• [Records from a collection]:

++++++++++

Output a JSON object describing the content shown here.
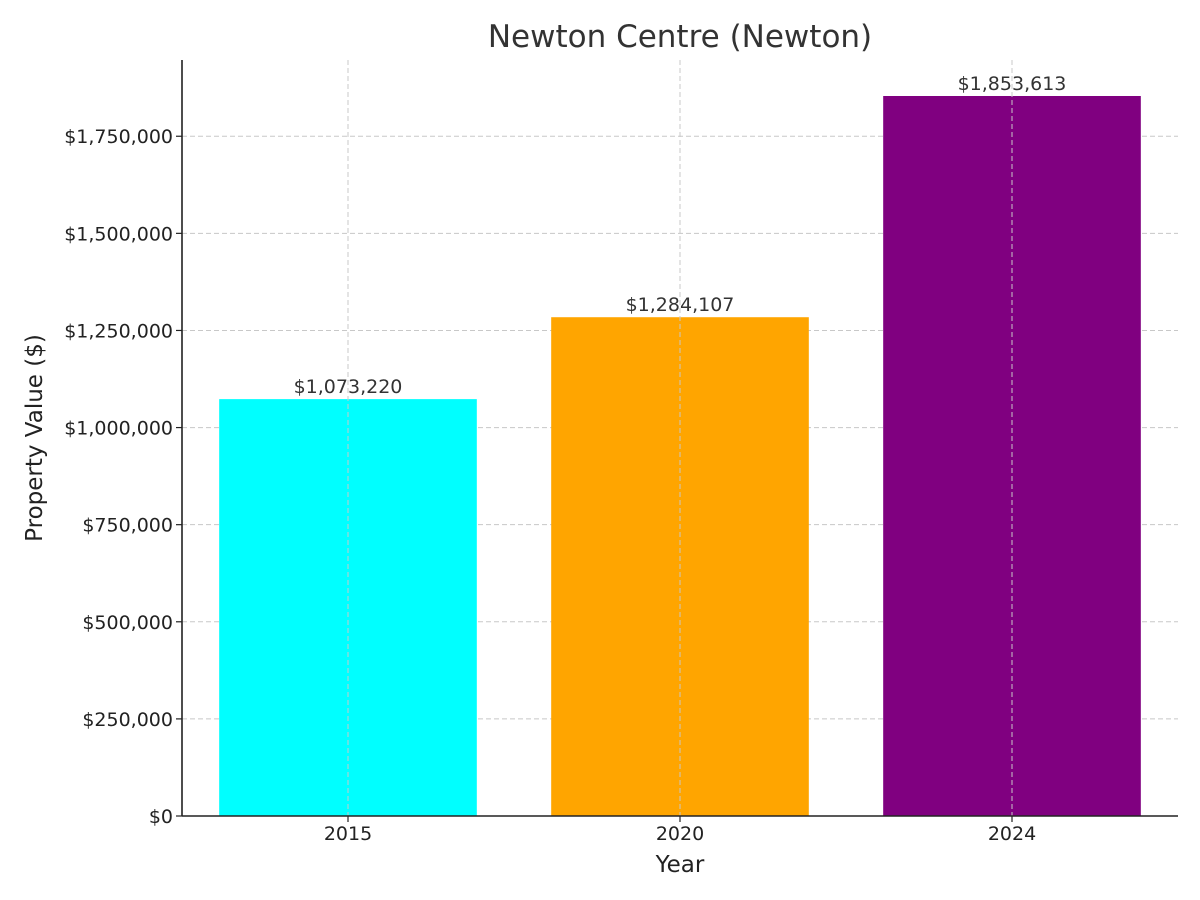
{
  "chart_data": {
    "type": "bar",
    "title": "Newton Centre (Newton)",
    "xlabel": "Year",
    "ylabel": "Property Value ($)",
    "categories": [
      "2015",
      "2020",
      "2024"
    ],
    "values": [
      1073220,
      1284107,
      1853613
    ],
    "value_labels": [
      "$1,073,220",
      "$1,284,107",
      "$1,853,613"
    ],
    "colors": [
      "#00ffff",
      "#ffa500",
      "#800080"
    ],
    "ylim": [
      0,
      1946294
    ],
    "yticks": [
      0,
      250000,
      500000,
      750000,
      1000000,
      1250000,
      1500000,
      1750000
    ],
    "ytick_labels": [
      "$0",
      "$250,000",
      "$500,000",
      "$750,000",
      "$1,000,000",
      "$1,250,000",
      "$1,500,000",
      "$1,750,000"
    ],
    "grid": true,
    "legend": "none"
  }
}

++++++++++

Print every entry above again without changing a word, and omit the pictures.

Output a JSON object describing the content shown here.
{
  "chart_data": {
    "type": "bar",
    "title": "Newton Centre (Newton)",
    "xlabel": "Year",
    "ylabel": "Property Value ($)",
    "categories": [
      "2015",
      "2020",
      "2024"
    ],
    "values": [
      1073220,
      1284107,
      1853613
    ],
    "value_labels": [
      "$1,073,220",
      "$1,284,107",
      "$1,853,613"
    ],
    "colors": [
      "#00ffff",
      "#ffa500",
      "#800080"
    ],
    "ylim": [
      0,
      1946294
    ],
    "yticks": [
      0,
      250000,
      500000,
      750000,
      1000000,
      1250000,
      1500000,
      1750000
    ],
    "ytick_labels": [
      "$0",
      "$250,000",
      "$500,000",
      "$750,000",
      "$1,000,000",
      "$1,250,000",
      "$1,500,000",
      "$1,750,000"
    ],
    "grid": true,
    "legend": "none"
  }
}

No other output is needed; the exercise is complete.